[Begin]
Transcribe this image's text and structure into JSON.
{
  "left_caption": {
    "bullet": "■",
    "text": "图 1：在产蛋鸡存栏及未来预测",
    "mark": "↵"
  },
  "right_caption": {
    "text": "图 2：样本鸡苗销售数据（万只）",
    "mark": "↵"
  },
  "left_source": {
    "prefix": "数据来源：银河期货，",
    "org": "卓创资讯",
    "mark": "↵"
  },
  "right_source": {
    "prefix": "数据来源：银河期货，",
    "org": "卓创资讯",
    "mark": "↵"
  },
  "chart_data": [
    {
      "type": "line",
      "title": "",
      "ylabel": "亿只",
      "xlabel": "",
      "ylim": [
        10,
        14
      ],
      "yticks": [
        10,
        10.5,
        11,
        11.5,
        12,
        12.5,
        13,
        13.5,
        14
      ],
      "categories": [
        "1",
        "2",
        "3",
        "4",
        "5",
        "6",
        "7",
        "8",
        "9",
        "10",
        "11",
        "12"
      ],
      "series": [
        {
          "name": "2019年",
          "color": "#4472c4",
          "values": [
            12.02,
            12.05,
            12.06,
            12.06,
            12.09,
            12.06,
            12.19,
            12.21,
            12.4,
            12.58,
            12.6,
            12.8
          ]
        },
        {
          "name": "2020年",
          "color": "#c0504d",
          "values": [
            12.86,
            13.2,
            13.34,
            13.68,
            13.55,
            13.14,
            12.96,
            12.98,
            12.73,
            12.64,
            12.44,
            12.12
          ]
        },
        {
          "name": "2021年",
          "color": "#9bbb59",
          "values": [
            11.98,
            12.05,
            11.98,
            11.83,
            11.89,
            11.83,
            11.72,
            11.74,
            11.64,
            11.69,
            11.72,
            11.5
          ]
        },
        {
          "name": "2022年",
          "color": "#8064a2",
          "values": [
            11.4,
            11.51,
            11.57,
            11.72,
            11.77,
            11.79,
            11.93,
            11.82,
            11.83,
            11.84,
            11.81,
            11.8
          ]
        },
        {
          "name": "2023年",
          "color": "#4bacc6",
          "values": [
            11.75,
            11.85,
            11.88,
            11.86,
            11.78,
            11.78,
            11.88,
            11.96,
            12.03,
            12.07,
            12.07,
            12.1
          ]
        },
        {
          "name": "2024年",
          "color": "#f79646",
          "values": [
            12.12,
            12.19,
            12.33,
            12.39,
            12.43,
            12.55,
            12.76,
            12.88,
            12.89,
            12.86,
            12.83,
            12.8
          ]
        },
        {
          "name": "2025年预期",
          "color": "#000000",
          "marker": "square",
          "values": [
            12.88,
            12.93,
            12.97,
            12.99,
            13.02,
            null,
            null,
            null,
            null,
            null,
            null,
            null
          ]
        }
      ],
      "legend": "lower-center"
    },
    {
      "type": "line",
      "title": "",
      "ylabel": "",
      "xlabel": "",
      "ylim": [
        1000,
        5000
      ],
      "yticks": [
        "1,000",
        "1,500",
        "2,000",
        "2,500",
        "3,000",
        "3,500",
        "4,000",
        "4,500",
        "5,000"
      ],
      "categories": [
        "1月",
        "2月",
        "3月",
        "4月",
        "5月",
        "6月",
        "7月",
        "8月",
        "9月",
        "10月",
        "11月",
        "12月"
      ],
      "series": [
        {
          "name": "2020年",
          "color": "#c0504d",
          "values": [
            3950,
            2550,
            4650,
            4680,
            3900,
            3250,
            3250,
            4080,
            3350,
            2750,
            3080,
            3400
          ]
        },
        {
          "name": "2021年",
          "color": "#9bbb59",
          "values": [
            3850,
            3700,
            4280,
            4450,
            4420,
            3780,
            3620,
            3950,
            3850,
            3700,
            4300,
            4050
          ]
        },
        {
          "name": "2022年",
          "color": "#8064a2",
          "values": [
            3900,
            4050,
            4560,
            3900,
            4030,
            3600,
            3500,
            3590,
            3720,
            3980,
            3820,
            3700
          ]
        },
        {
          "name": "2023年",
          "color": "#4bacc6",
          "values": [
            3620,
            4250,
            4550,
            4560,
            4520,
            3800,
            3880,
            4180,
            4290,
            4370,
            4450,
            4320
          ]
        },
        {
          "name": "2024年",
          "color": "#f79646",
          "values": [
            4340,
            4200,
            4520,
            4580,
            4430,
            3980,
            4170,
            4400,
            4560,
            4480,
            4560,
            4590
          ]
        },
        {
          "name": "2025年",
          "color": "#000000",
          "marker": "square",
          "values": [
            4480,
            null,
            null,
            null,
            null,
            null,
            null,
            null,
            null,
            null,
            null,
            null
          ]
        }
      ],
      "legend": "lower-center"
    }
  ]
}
[End]
Your task is to repeat every line exactly.

Transcribe this image's text and structure into JSON.
{
  "left_caption": {
    "bullet": "■",
    "text": "图 1：在产蛋鸡存栏及未来预测",
    "mark": "↵"
  },
  "right_caption": {
    "text": "图 2：样本鸡苗销售数据（万只）",
    "mark": "↵"
  },
  "left_source": {
    "prefix": "数据来源：银河期货，",
    "org": "卓创资讯",
    "mark": "↵"
  },
  "right_source": {
    "prefix": "数据来源：银河期货，",
    "org": "卓创资讯",
    "mark": "↵"
  },
  "chart_data": [
    {
      "type": "line",
      "title": "",
      "ylabel": "亿只",
      "xlabel": "",
      "ylim": [
        10,
        14
      ],
      "yticks": [
        10,
        10.5,
        11,
        11.5,
        12,
        12.5,
        13,
        13.5,
        14
      ],
      "categories": [
        "1",
        "2",
        "3",
        "4",
        "5",
        "6",
        "7",
        "8",
        "9",
        "10",
        "11",
        "12"
      ],
      "series": [
        {
          "name": "2019年",
          "color": "#4472c4",
          "values": [
            12.02,
            12.05,
            12.06,
            12.06,
            12.09,
            12.06,
            12.19,
            12.21,
            12.4,
            12.58,
            12.6,
            12.8
          ]
        },
        {
          "name": "2020年",
          "color": "#c0504d",
          "values": [
            12.86,
            13.2,
            13.34,
            13.68,
            13.55,
            13.14,
            12.96,
            12.98,
            12.73,
            12.64,
            12.44,
            12.12
          ]
        },
        {
          "name": "2021年",
          "color": "#9bbb59",
          "values": [
            11.98,
            12.05,
            11.98,
            11.83,
            11.89,
            11.83,
            11.72,
            11.74,
            11.64,
            11.69,
            11.72,
            11.5
          ]
        },
        {
          "name": "2022年",
          "color": "#8064a2",
          "values": [
            11.4,
            11.51,
            11.57,
            11.72,
            11.77,
            11.79,
            11.93,
            11.82,
            11.83,
            11.84,
            11.81,
            11.8
          ]
        },
        {
          "name": "2023年",
          "color": "#4bacc6",
          "values": [
            11.75,
            11.85,
            11.88,
            11.86,
            11.78,
            11.78,
            11.88,
            11.96,
            12.03,
            12.07,
            12.07,
            12.1
          ]
        },
        {
          "name": "2024年",
          "color": "#f79646",
          "values": [
            12.12,
            12.19,
            12.33,
            12.39,
            12.43,
            12.55,
            12.76,
            12.88,
            12.89,
            12.86,
            12.83,
            12.8
          ]
        },
        {
          "name": "2025年预期",
          "color": "#000000",
          "marker": "square",
          "values": [
            12.88,
            12.93,
            12.97,
            12.99,
            13.02,
            null,
            null,
            null,
            null,
            null,
            null,
            null
          ]
        }
      ],
      "legend": "lower-center"
    },
    {
      "type": "line",
      "title": "",
      "ylabel": "",
      "xlabel": "",
      "ylim": [
        1000,
        5000
      ],
      "yticks": [
        "1,000",
        "1,500",
        "2,000",
        "2,500",
        "3,000",
        "3,500",
        "4,000",
        "4,500",
        "5,000"
      ],
      "categories": [
        "1月",
        "2月",
        "3月",
        "4月",
        "5月",
        "6月",
        "7月",
        "8月",
        "9月",
        "10月",
        "11月",
        "12月"
      ],
      "series": [
        {
          "name": "2020年",
          "color": "#c0504d",
          "values": [
            3950,
            2550,
            4650,
            4680,
            3900,
            3250,
            3250,
            4080,
            3350,
            2750,
            3080,
            3400
          ]
        },
        {
          "name": "2021年",
          "color": "#9bbb59",
          "values": [
            3850,
            3700,
            4280,
            4450,
            4420,
            3780,
            3620,
            3950,
            3850,
            3700,
            4300,
            4050
          ]
        },
        {
          "name": "2022年",
          "color": "#8064a2",
          "values": [
            3900,
            4050,
            4560,
            3900,
            4030,
            3600,
            3500,
            3590,
            3720,
            3980,
            3820,
            3700
          ]
        },
        {
          "name": "2023年",
          "color": "#4bacc6",
          "values": [
            3620,
            4250,
            4550,
            4560,
            4520,
            3800,
            3880,
            4180,
            4290,
            4370,
            4450,
            4320
          ]
        },
        {
          "name": "2024年",
          "color": "#f79646",
          "values": [
            4340,
            4200,
            4520,
            4580,
            4430,
            3980,
            4170,
            4400,
            4560,
            4480,
            4560,
            4590
          ]
        },
        {
          "name": "2025年",
          "color": "#000000",
          "marker": "square",
          "values": [
            4480,
            null,
            null,
            null,
            null,
            null,
            null,
            null,
            null,
            null,
            null,
            null
          ]
        }
      ],
      "legend": "lower-center"
    }
  ]
}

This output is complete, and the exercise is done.